DESCRIPTION OF THE TASK – Extract the lines from the line with "Decompose this screenshot" up to and including the line with "page-ruler: 2 3", and reproduce them exactly, leaving the pictures out of the answer.

SUPPLIED DATA –

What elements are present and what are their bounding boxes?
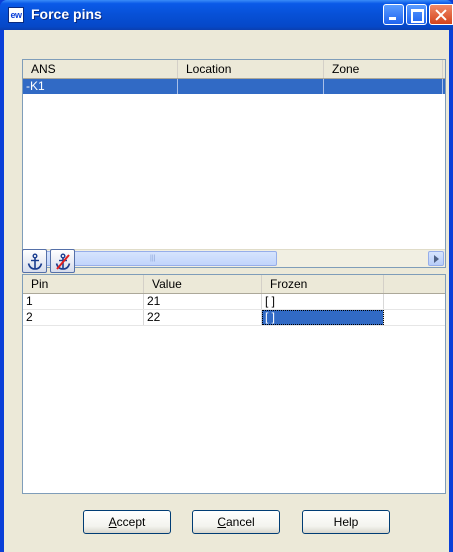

---

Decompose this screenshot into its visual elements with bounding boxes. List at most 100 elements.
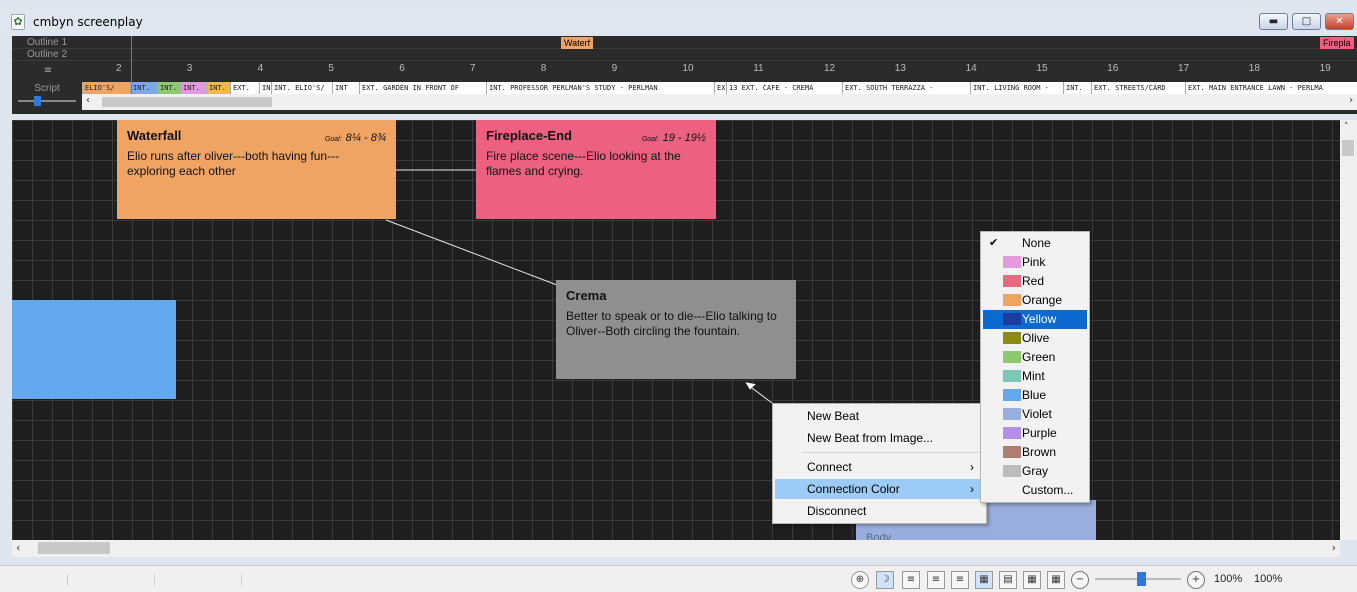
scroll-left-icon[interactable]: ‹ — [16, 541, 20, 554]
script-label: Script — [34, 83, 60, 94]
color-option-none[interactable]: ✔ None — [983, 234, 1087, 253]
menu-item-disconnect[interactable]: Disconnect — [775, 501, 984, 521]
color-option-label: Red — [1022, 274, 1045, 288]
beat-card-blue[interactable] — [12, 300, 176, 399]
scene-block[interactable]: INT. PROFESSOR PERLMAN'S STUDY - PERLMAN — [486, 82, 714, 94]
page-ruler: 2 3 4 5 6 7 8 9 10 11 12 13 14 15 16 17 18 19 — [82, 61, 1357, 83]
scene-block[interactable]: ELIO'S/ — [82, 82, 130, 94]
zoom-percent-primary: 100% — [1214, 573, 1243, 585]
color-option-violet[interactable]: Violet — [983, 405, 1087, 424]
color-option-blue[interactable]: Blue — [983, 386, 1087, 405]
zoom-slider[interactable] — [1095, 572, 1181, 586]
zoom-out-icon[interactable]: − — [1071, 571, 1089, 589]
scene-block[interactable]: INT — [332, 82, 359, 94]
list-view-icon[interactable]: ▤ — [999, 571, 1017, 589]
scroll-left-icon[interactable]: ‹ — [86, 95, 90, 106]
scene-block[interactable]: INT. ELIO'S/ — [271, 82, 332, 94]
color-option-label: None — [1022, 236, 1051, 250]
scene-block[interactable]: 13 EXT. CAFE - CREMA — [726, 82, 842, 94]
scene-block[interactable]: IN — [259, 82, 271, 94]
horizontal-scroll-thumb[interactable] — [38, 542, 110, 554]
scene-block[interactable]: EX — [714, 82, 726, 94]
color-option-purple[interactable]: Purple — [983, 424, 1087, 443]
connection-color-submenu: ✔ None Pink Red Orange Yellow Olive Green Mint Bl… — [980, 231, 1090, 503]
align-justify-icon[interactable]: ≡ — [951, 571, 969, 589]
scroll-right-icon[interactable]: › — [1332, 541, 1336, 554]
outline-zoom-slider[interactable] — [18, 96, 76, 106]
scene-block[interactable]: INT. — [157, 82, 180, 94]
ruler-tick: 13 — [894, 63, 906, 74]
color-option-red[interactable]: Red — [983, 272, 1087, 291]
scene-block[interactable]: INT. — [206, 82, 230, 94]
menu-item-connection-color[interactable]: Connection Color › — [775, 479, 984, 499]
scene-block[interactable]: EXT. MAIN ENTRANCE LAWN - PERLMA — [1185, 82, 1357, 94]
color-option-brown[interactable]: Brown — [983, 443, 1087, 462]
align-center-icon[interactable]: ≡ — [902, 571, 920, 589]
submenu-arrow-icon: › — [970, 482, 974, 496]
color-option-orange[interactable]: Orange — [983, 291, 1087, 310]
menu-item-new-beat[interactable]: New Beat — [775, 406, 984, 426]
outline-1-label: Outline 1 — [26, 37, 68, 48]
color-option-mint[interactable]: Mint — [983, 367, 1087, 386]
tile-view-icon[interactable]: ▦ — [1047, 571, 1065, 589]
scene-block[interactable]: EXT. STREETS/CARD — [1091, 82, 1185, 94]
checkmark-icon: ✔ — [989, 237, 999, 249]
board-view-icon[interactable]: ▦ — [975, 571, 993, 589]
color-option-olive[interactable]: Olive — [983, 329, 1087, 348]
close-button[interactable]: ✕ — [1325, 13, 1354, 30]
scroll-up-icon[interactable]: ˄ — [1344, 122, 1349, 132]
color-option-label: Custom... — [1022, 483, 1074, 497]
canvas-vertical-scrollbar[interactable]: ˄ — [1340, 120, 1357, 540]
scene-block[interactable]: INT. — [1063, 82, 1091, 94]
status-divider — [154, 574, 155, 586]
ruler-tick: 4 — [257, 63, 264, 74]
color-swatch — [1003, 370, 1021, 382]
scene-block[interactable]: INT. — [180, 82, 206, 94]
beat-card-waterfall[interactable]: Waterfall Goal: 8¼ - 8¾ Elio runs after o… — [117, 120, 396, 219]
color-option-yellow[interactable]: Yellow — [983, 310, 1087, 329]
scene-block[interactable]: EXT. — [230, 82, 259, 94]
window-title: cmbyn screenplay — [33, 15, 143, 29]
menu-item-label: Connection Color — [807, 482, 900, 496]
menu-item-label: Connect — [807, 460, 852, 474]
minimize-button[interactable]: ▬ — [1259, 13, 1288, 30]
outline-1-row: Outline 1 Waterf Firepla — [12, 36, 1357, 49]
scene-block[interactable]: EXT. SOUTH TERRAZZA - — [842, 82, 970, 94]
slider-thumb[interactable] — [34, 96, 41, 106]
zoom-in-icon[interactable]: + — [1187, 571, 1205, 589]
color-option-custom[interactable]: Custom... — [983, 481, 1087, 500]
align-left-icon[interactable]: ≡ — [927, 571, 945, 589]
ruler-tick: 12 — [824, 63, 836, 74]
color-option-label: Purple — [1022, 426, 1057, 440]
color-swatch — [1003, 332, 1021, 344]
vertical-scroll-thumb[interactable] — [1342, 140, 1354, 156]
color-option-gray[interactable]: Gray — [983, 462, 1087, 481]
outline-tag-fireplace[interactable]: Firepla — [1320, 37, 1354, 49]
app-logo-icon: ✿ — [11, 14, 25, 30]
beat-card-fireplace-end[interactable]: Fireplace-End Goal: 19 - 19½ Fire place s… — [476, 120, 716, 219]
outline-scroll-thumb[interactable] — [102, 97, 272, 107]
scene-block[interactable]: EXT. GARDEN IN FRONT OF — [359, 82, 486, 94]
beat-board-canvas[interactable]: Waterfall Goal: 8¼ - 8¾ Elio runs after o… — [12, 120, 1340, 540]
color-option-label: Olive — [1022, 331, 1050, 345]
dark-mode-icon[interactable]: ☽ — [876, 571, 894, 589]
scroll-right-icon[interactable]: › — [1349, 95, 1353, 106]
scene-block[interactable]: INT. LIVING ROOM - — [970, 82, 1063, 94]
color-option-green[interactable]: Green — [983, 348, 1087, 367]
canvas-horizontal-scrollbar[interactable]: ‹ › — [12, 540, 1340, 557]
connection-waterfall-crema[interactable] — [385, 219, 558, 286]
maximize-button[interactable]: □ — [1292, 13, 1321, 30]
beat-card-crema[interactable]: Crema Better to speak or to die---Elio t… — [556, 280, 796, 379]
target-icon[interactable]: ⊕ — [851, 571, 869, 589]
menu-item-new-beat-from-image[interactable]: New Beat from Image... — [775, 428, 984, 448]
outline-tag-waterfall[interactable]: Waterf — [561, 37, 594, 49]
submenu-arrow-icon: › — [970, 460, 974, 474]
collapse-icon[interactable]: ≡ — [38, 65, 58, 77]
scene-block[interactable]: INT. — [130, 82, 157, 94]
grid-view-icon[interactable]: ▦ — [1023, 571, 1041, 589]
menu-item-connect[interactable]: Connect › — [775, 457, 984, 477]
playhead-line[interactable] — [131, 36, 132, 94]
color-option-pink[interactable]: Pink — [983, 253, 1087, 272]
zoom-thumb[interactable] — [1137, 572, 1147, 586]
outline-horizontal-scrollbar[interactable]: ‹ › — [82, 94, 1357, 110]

RESPONSE TO THE EXERCISE –
Decompose this screenshot into its visual elements with bounding boxes. List at most 100 elements.
scroll-left-icon[interactable]: ‹ — [16, 541, 20, 554]
script-label: Script — [34, 83, 60, 94]
color-option-none[interactable]: ✔ None — [983, 234, 1087, 253]
menu-item-disconnect[interactable]: Disconnect — [775, 501, 984, 521]
color-option-label: Red — [1022, 274, 1045, 288]
beat-card-blue[interactable] — [12, 300, 176, 399]
scene-block[interactable]: INT. PROFESSOR PERLMAN'S STUDY - PERLMAN — [486, 82, 714, 94]
page-ruler: 2 3 4 5 6 7 8 9 10 11 12 13 14 15 16 17 18 19 — [82, 61, 1357, 83]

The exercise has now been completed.